Challenge a:
In the listing, arrange everything from the line containing "section-label bbox=[196, 88, 240, 91]" down to the line containing "detail-title bbox=[260, 90, 282, 93]" as a Markdown table with the columns Row and Line. Leave out blank lines.

Given text:
::::::

#### Unsupervised Clustering. K-means algorithm.

#### k-means

- unsupervised clustering algorithm
- grups objects into k categories based on their attributes (k is unknown, must be guessed)
- minimizes the sum of distances (e.g. euclidean) between each object and the cluster centroid

#### heuristic

- given k clusters $S=\{s_1, \dots, s_k\}$ with centroids $M=\{\mu_1, \dots, \mu_k\}$


- each observation is assigned to the cluster $s_c$ with the closest centroid,

$
\forall\,x_{i}\in\,X\,,\;\text{centroid of}\,x_{i}\,\text{is}\;\underset{\mu_c\,\in\,M}{\arg\min}\,\|x_i-\mu_c\|^2
$
- minimize the sum of the distances from each observation to its cluster centroid

$
\underset{M}{\min}\sum_{c=1}^k\,\sum_{x_{i}\in\,s_c}\,\|x_i-\mu_c\|^2
$

#### algorithm

- randomly select k centroids
- iterate until convergence or fixed number of iterations
    - 1. for each $x_{i}\in X$:
        - find the closest centroid
        - assign $x_i$ to that cluster
    - 2. for each cluster $s_{c},\;c=\{1,\dots,k\}$:
        - update centroid: $\mu_c=\frac{1}{|s_c|}\sum_{x_i\in\,s_c}x_{i}$


#### visualization: 
https://www.youtube.com/watch?v=9nKfViAfajY

In [None]:
import numpy as np
import pandas as pd
import seaborn as sns
#sns.set_theme()

#### generate synthetic dataset

In [None]:
from sklearn.datasets import make_classification

In [None]:
X, y = make_classification(n_samples = 1000, n_features = 5, n_informative = 3, n_classes = 3, n_clusters_per_class = 1, class_sep = 2.0, n_redundant = 0, random_state = 1234)
print(X.shape, y.shape)

#### data exploration

In [None]:
df = pd.DataFrame(X, columns = ['X%d' %j for j in range(X.shape[1])])
df['target'] = y
df.head()

In [None]:
df['target'].value_counts()

In [None]:
sns.pairplot(df, hue = 'target', corner = True)

#### train/test split

In [None]:
from sklearn.model_selection import train_test_split

In [None]:
Xtrain, Xtest, Ytrain, Ytest = train_test_split(X, y, test_size = 0.2, random_state = 2783)

#### instantiate kMeans model

In [None]:
from sklearn.cluster import KMeans 

In [None]:
km = KMeans(n_clusters = 3)

In [None]:
%time km.fit(Xtrain)

In [None]:
Ypred = km.predict(Xtest)

#### evaluate kMeans model

In [None]:
from sklearn.metrics import confusion_matrix, ConfusionMatrixDisplay

In [None]:
cm = confusion_matrix(Ytest, Ypred)

::::::

Challenge b:
Pick up the k-means clustering notebook after its last line and continue it.

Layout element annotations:
::::::

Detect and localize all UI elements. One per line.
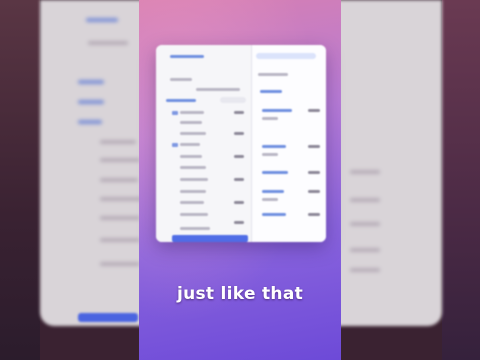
section-label bbox=[196, 88, 240, 91]
background-row bbox=[100, 216, 140, 220]
item-count bbox=[234, 111, 244, 114]
detail-link[interactable] bbox=[262, 190, 284, 193]
item-count bbox=[234, 221, 244, 224]
item-count bbox=[234, 178, 244, 181]
app-window bbox=[156, 45, 326, 242]
list-header[interactable] bbox=[166, 99, 196, 102]
item-count bbox=[234, 132, 244, 135]
background-row bbox=[88, 41, 128, 45]
list-item[interactable] bbox=[180, 132, 206, 135]
detail-link[interactable] bbox=[262, 171, 288, 174]
item-count bbox=[234, 201, 244, 204]
detail-title bbox=[260, 90, 282, 93]
background-row bbox=[350, 222, 380, 226]
background-row bbox=[78, 80, 104, 84]
background-row bbox=[350, 198, 380, 202]
background-row bbox=[350, 248, 380, 252]
background-right-edge bbox=[442, 0, 480, 360]
detail-link[interactable] bbox=[262, 109, 292, 112]
background-row bbox=[350, 170, 380, 174]
list-item[interactable] bbox=[180, 111, 204, 114]
column-header bbox=[258, 73, 288, 76]
list-item[interactable] bbox=[180, 190, 206, 193]
detail-text bbox=[262, 198, 278, 201]
detail-text bbox=[262, 117, 278, 120]
list-item[interactable] bbox=[180, 121, 202, 124]
right-pane bbox=[252, 45, 326, 242]
folder-icon bbox=[172, 111, 178, 115]
background-row bbox=[100, 197, 142, 201]
detail-value bbox=[308, 171, 320, 174]
background-row bbox=[100, 262, 140, 266]
background-row bbox=[350, 268, 380, 272]
section-label bbox=[170, 78, 192, 81]
search-field[interactable] bbox=[256, 53, 316, 59]
filter-pill[interactable] bbox=[220, 97, 246, 103]
video-caption: just like that bbox=[176, 284, 304, 304]
list-item[interactable] bbox=[180, 143, 200, 146]
background-row bbox=[100, 140, 136, 144]
folder-icon bbox=[172, 143, 178, 147]
detail-text bbox=[262, 153, 278, 156]
primary-action-button[interactable] bbox=[172, 235, 248, 242]
background-row bbox=[86, 18, 118, 22]
background-left-edge bbox=[0, 0, 40, 360]
detail-value bbox=[308, 109, 320, 112]
background-row bbox=[100, 238, 140, 242]
detail-link[interactable] bbox=[262, 213, 286, 216]
detail-link[interactable] bbox=[262, 145, 286, 148]
pane-title bbox=[170, 55, 204, 58]
list-item[interactable] bbox=[180, 213, 208, 216]
background-row bbox=[100, 158, 140, 162]
item-count bbox=[234, 155, 244, 158]
list-item[interactable] bbox=[180, 166, 206, 169]
list-item[interactable] bbox=[180, 155, 202, 158]
detail-value bbox=[308, 145, 320, 148]
list-item[interactable] bbox=[180, 227, 210, 230]
list-item[interactable] bbox=[180, 178, 208, 181]
left-pane bbox=[156, 45, 252, 242]
background-row bbox=[78, 100, 104, 104]
list-item[interactable] bbox=[180, 201, 204, 204]
background-primary-button bbox=[78, 313, 138, 322]
detail-value bbox=[308, 213, 320, 216]
background-row bbox=[78, 120, 102, 124]
detail-value bbox=[308, 190, 320, 193]
background-row bbox=[100, 178, 138, 182]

::::::

Task response a:
| Row | Line |
|---|---|
| 1 | section-label bbox=[196, 88, 240, 91] |
| 2 | background-row bbox=[100, 216, 140, 220] |
| 3 | item-count bbox=[234, 111, 244, 114] |
| 4 | detail-link[interactable] bbox=[262, 190, 284, 193] |
| 5 | item-count bbox=[234, 221, 244, 224] |
| 6 | item-count bbox=[234, 178, 244, 181] |
| 7 | app-window bbox=[156, 45, 326, 242] |
| 8 | list-header[interactable] bbox=[166, 99, 196, 102] |
| 9 | item-count bbox=[234, 132, 244, 135] |
| 10 | background-row bbox=[88, 41, 128, 45] |
| 11 | list-item[interactable] bbox=[180, 132, 206, 135] |
| 12 | detail-link[interactable] bbox=[262, 171, 288, 174] |
| 13 | item-count bbox=[234, 201, 244, 204] |
| 14 | detail-title bbox=[260, 90, 282, 93] |

Task response b:
In [None]:
#ConfusionMatrixDisplay(cm, display_labels = lbls).plot(ax = axs[0], xticks_rotation = 90.0, values_format = '.2f', cmap = 'GnBu')
ConfusionMatrixDisplay(cm).plot();

#### k-means implementation

In [None]:
class kamins():
    
    def __init__(self, k):
        
        self.k = k
        
    def fit(self, Xtrain, maxIterations = 100):
                
        # pick random centrodis
        rangeX = Xtrain.max() -Xtrain.min()
        self.M = np.array([Xtrain.min() +rangeX *np.random.rand(Xtrain.shape[1]) for k in range(self.k)])

        # initialize array for cluster assignement
        S = -np.ones(Xtrain.shape[0])
        iteration = 0
        while iteration < maxIterations:
            # compute distances
            for i, x in enumerate(Xtrain):
                dxM = np.array([np.sum((x -m)**2) for m in self.M])
                # assign cluster
                S[i] = np.argmin(dxM)
            # update centroids
            for c in range(self.k):
                self.M[c] = np.mean(Xtrain[S == c], axis = 0)
            # loop
            iteration += 1
                    
        
    def predict(self, Xtest):

        S = -np.ones(Xtest.shape[0])
        # compute distances
        for i, x in enumerate(Xtest):
            dxM = np.array([np.sum((x -m)**2) for m in self.M])
            # assign cluster
            S[i] = np.argmin(dxM)
        
        # return predictions
        return S
        

In [None]:
mykm = kamins(3)

In [None]:
%time mykm.fit(Xtrain, maxIterations = 50)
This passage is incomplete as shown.